Only the lines from the one holding "Transcribe the text in this document." to the end of the data should be echoed, exactly as they appear, minus the pictures.

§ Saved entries
%%
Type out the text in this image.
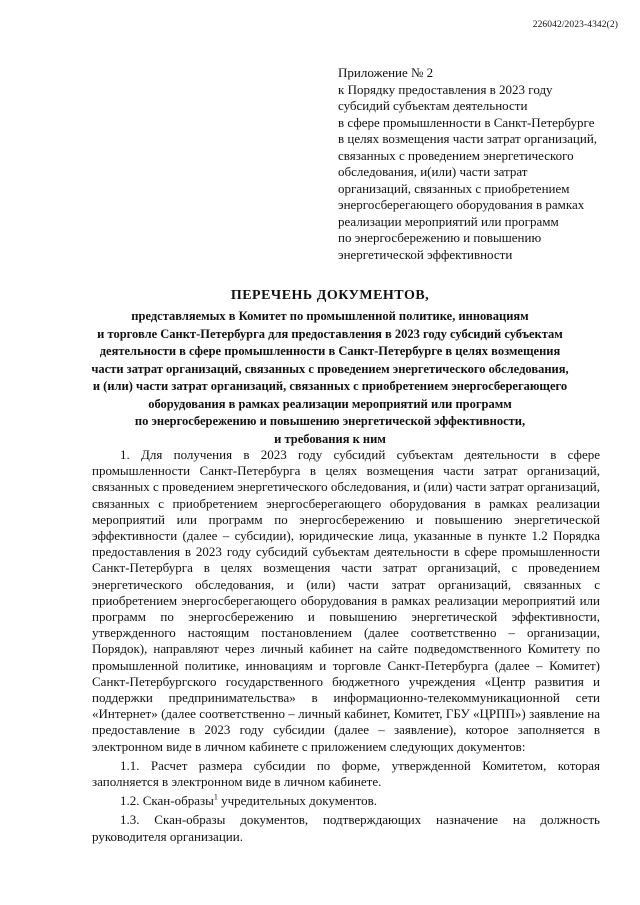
226042/2023-4342(2)
Приложение № 2
к Порядку предоставления в 2023 году
субсидий субъектам деятельности
в сфере промышленности в Санкт-Петербурге
в целях возмещения части затрат организаций,
связанных с проведением энергетического
обследования, и(или) части затрат
организаций, связанных с приобретением
энергосберегающего оборудования в рамках
реализации мероприятий или программ
по энергосбережению и повышению
энергетической эффективности
ПЕРЕЧЕНЬ ДОКУМЕНТОВ,
представляемых в Комитет по промышленной политике, инновациям
и торговле Санкт-Петербурга для предоставления в 2023 году субсидий субъектам
деятельности в сфере промышленности в Санкт-Петербурге в целях возмещения
части затрат организаций, связанных с проведением энергетического обследования,
и (или) части затрат организаций, связанных с приобретением энергосберегающего
оборудования в рамках реализации мероприятий или программ
по энергосбережению и повышению энергетической эффективности,
и требования к ним

1. Для получения в 2023 году субсидий субъектам деятельности в сфере промышленности Санкт-Петербурга в целях возмещения части затрат организаций, связанных с проведением энергетического обследования, и (или) части затрат организаций, связанных с приобретением энергосберегающего оборудования в рамках реализации мероприятий или программ по энергосбережению и повышению энергетической эффективности (далее – субсидии), юридические лица, указанные в пункте 1.2 Порядка предоставления в 2023 году субсидий субъектам деятельности в сфере промышленности Санкт-Петербурга в целях возмещения части затрат организаций, с проведением энергетического обследования, и (или) части затрат организаций, связанных с приобретением энергосберегающего оборудования в рамках реализации мероприятий или программ по энергосбережению и повышению энергетической эффективности, утвержденного настоящим постановлением (далее соответственно – организации, Порядок), направляют через личный кабинет на сайте подведомственного Комитету по промышленной политике, инновациям и торговле Санкт-Петербурга (далее – Комитет) Санкт-Петербургского государственного бюджетного учреждения «Центр развития и поддержки предпринимательства» в информационно-телекоммуникационной сети «Интернет» (далее соответственно – личный кабинет, Комитет, ГБУ «ЦРПП») заявление на предоставление в 2023 году субсидии (далее – заявление), которое заполняется в электронном виде в личном кабинете с приложением следующих документов:

1.1. Расчет размера субсидии по форме, утвержденной Комитетом, которая заполняется в электронном виде в личном кабинете.

1.2. Скан-образы$^1$ учредительных документов.

1.3. Скан-образы документов, подтверждающих назначение на должность руководителя организации.
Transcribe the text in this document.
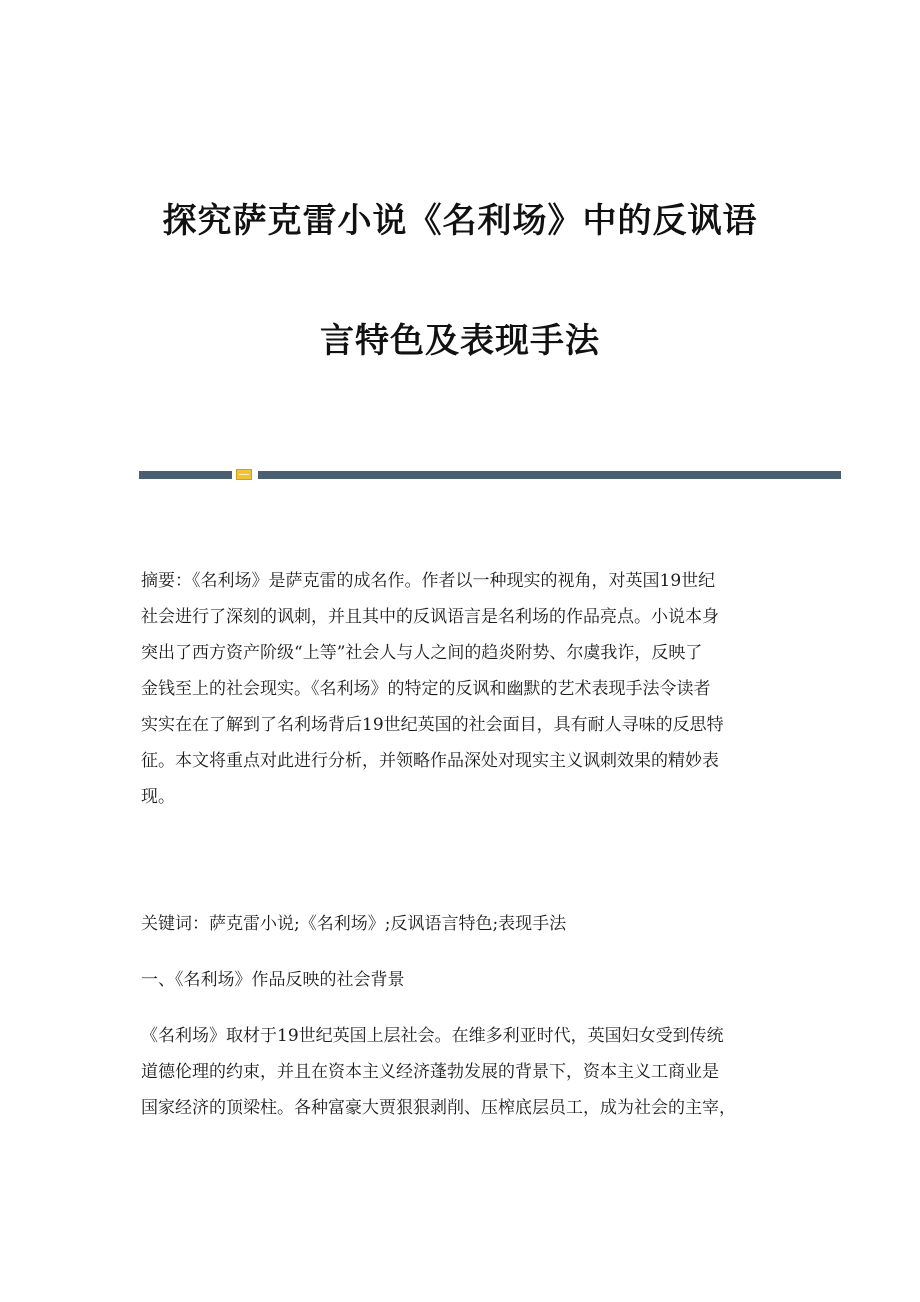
探究萨克雷小说《名利场》中的反讽语
言特色及表现手法

摘要：《名利场》是萨克雷的成名作。作者以一种现实的视角，对英国19世纪

社会进行了深刻的讽刺，并且其中的反讽语言是名利场的作品亮点。小说本身

突出了西方资产阶级“上等”社会人与人之间的趋炎附势、尔虞我诈，反映了

金钱至上的社会现实。《名利场》的特定的反讽和幽默的艺术表现手法令读者

实实在在了解到了名利场背后19世纪英国的社会面目，具有耐人寻味的反思特

征。本文将重点对此进行分析，并领略作品深处对现实主义讽刺效果的精妙表

现。

关键词：萨克雷小说;《名利场》;反讽语言特色;表现手法

一、《名利场》作品反映的社会背景

《名利场》取材于19世纪英国上层社会。在维多利亚时代，英国妇女受到传统

道德伦理的约束，并且在资本主义经济蓬勃发展的背景下，资本主义工商业是

国家经济的顶梁柱。各种富豪大贾狠狠剥削、压榨底层员工，成为社会的主宰，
%%
§ WRITTEN SOLUTION
Transcribe the text in this document.
探究萨克雷小说《名利场》中的反讽语
言特色及表现手法

摘要：《名利场》是萨克雷的成名作。作者以一种现实的视角，对英国19世纪

社会进行了深刻的讽刺，并且其中的反讽语言是名利场的作品亮点。小说本身

突出了西方资产阶级“上等”社会人与人之间的趋炎附势、尔虞我诈，反映了

金钱至上的社会现实。《名利场》的特定的反讽和幽默的艺术表现手法令读者

实实在在了解到了名利场背后19世纪英国的社会面目，具有耐人寻味的反思特

征。本文将重点对此进行分析，并领略作品深处对现实主义讽刺效果的精妙表

现。

关键词：萨克雷小说;《名利场》;反讽语言特色;表现手法

一、《名利场》作品反映的社会背景

《名利场》取材于19世纪英国上层社会。在维多利亚时代，英国妇女受到传统

道德伦理的约束，并且在资本主义经济蓬勃发展的背景下，资本主义工商业是

国家经济的顶梁柱。各种富豪大贾狠狠剥削、压榨底层员工，成为社会的主宰，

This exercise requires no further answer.